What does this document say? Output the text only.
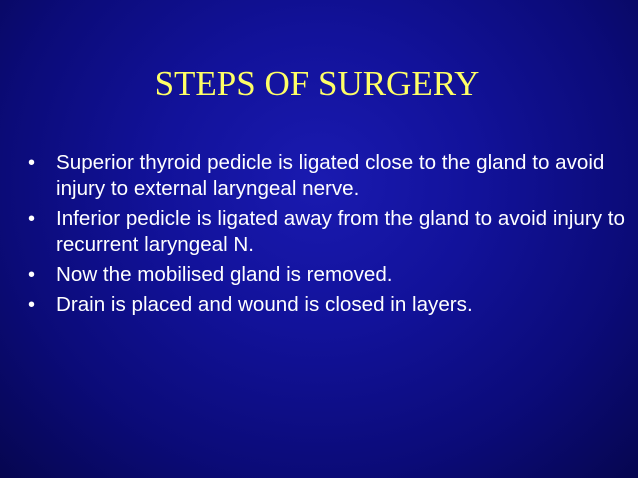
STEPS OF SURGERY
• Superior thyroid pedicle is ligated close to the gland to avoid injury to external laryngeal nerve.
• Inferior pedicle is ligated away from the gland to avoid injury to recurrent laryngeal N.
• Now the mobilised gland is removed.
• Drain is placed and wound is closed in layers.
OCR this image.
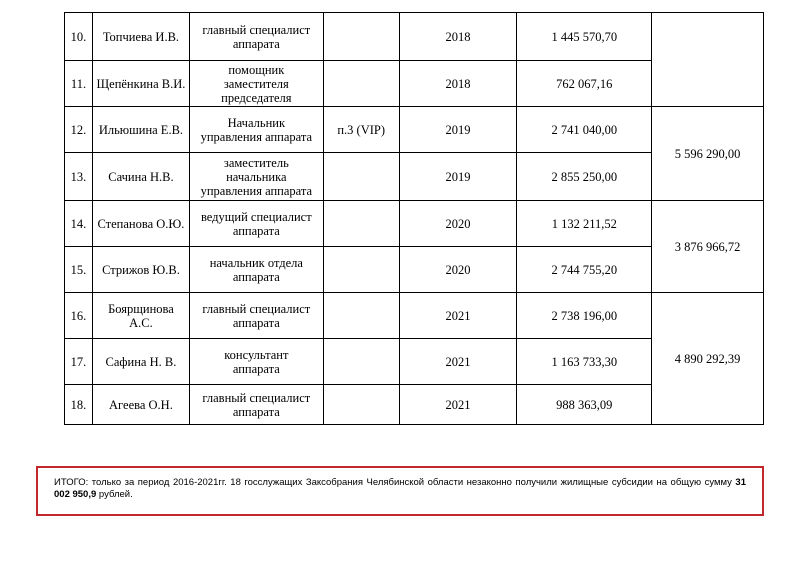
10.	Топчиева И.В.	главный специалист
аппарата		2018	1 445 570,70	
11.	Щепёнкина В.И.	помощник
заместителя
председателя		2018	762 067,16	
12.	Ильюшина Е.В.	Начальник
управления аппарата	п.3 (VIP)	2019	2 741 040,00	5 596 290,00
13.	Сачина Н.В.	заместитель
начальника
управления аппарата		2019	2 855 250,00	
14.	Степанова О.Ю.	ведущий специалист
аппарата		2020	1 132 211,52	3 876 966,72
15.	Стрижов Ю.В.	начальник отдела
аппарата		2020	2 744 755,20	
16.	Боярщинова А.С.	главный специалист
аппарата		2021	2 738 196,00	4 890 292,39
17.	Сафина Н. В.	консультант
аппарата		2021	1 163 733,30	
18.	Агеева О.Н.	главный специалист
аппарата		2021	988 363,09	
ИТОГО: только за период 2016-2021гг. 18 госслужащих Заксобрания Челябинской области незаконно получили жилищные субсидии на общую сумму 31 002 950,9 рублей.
◆ ◆ ◆ ◆ ◆
### EXERCISE DESCRIPTION
Locate the lines above that hold the word "управления". Show every one of them.

### TASK OUTPUT
управления аппарата	п.3 (VIP)	2019	2 741 040,00	5 596 290,00
управления аппарата		2019	2 855 250,00	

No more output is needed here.